[start of Records for processing]

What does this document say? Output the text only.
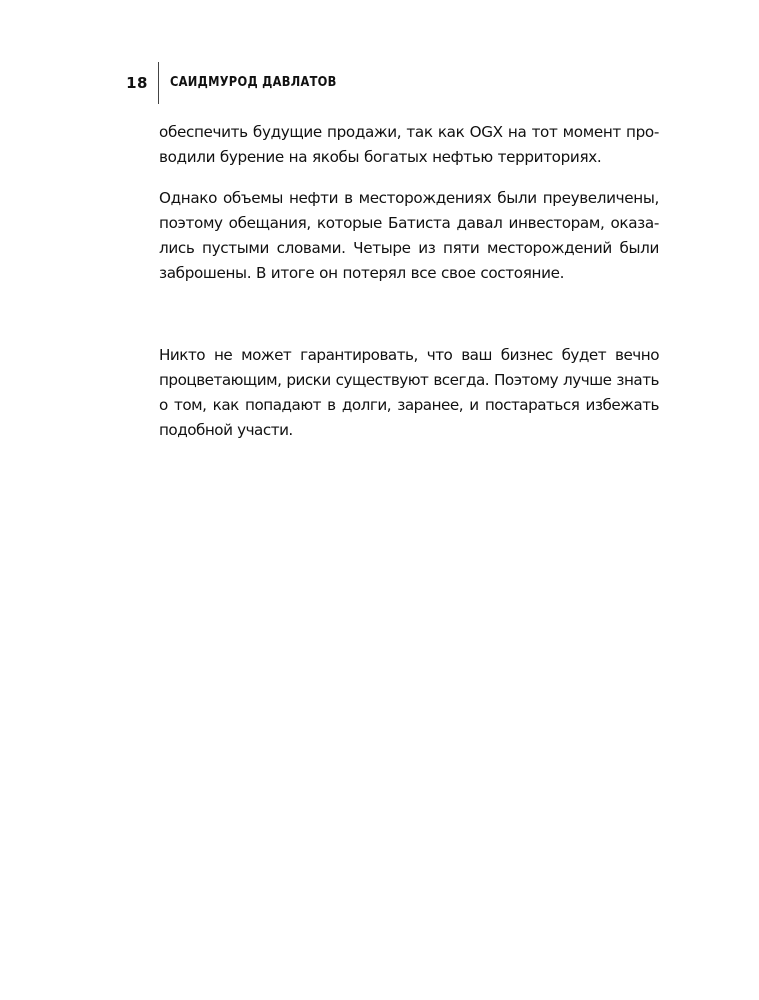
18 САИДМУРОД ДАВЛАТОВ

обеспечить будущие продажи, так как OGX на тот момент про- водили бурение на якобы богатых нефтью территориях.

Однако объемы нефти в месторождениях были преувеличены, поэтому обещания, которые Батиста давал инвесторам, оказа- лись пустыми словами. Четыре из пяти месторождений были заброшены. В итоге он потерял все свое состояние.

Никто не может гарантировать, что ваш бизнес будет вечно процветающим, риски существуют всегда. Поэтому лучше знать о том, как попадают в долги, заранее, и постараться избежать подобной участи.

[end of Records for processing]

Problem: Keep the pictures out and write out the records exactly.

Result below:
What does this document say? Output the text only.
18 САИДМУРОД ДАВЛАТОВ

обеспечить будущие продажи, так как OGX на тот момент про- водили бурение на якобы богатых нефтью территориях.

Однако объемы нефти в месторождениях были преувеличены, поэтому обещания, которые Батиста давал инвесторам, оказа- лись пустыми словами. Четыре из пяти месторождений были заброшены. В итоге он потерял все свое состояние.

Никто не может гарантировать, что ваш бизнес будет вечно процветающим, риски существуют всегда. Поэтому лучше знать о том, как попадают в долги, заранее, и постараться избежать подобной участи.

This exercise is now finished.